Records from a data source:

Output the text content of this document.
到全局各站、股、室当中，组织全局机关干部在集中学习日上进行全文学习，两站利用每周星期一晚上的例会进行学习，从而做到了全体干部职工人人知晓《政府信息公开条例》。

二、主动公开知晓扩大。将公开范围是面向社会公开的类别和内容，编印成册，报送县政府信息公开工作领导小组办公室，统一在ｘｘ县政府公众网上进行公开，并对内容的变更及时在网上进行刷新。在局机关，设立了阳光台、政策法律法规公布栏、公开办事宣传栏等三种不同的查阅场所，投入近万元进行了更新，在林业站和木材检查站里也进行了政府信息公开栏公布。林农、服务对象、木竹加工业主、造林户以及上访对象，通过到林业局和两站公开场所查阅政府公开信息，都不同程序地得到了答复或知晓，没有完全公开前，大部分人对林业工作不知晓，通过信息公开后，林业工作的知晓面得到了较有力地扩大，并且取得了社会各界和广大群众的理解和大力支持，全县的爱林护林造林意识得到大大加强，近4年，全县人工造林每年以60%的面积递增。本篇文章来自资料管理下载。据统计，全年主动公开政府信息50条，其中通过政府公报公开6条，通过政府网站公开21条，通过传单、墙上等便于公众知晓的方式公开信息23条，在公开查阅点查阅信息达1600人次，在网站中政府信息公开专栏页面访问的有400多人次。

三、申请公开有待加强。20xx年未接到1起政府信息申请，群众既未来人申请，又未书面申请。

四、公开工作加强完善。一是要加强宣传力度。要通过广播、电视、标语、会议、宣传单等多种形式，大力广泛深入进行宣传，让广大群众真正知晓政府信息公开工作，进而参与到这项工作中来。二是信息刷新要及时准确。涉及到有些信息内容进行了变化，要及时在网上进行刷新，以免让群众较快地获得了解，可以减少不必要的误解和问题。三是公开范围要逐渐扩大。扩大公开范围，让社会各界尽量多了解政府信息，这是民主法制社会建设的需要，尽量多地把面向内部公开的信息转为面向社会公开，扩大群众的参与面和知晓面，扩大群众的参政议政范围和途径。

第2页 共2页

Task objective: Every line of the data above should be copied exactly.

Solution to the exercise:
Output the text content of this document.
到全局各站、股、室当中，组织全局机关干部在集中学习日上进行全文学习，两站利用每周星期一晚上的例会进行学习，从而做到了全体干部职工人人知晓《政府信息公开条例》。

二、主动公开知晓扩大。将公开范围是面向社会公开的类别和内容，编印成册，报送县政府信息公开工作领导小组办公室，统一在ｘｘ县政府公众网上进行公开，并对内容的变更及时在网上进行刷新。在局机关，设立了阳光台、政策法律法规公布栏、公开办事宣传栏等三种不同的查阅场所，投入近万元进行了更新，在林业站和木材检查站里也进行了政府信息公开栏公布。林农、服务对象、木竹加工业主、造林户以及上访对象，通过到林业局和两站公开场所查阅政府公开信息，都不同程序地得到了答复或知晓，没有完全公开前，大部分人对林业工作不知晓，通过信息公开后，林业工作的知晓面得到了较有力地扩大，并且取得了社会各界和广大群众的理解和大力支持，全县的爱林护林造林意识得到大大加强，近4年，全县人工造林每年以60%的面积递增。本篇文章来自资料管理下载。据统计，全年主动公开政府信息50条，其中通过政府公报公开6条，通过政府网站公开21条，通过传单、墙上等便于公众知晓的方式公开信息23条，在公开查阅点查阅信息达1600人次，在网站中政府信息公开专栏页面访问的有400多人次。

三、申请公开有待加强。20xx年未接到1起政府信息申请，群众既未来人申请，又未书面申请。

四、公开工作加强完善。一是要加强宣传力度。要通过广播、电视、标语、会议、宣传单等多种形式，大力广泛深入进行宣传，让广大群众真正知晓政府信息公开工作，进而参与到这项工作中来。二是信息刷新要及时准确。涉及到有些信息内容进行了变化，要及时在网上进行刷新，以免让群众较快地获得了解，可以减少不必要的误解和问题。三是公开范围要逐渐扩大。扩大公开范围，让社会各界尽量多了解政府信息，这是民主法制社会建设的需要，尽量多地把面向内部公开的信息转为面向社会公开，扩大群众的参与面和知晓面，扩大群众的参政议政范围和途径。

第2页 共2页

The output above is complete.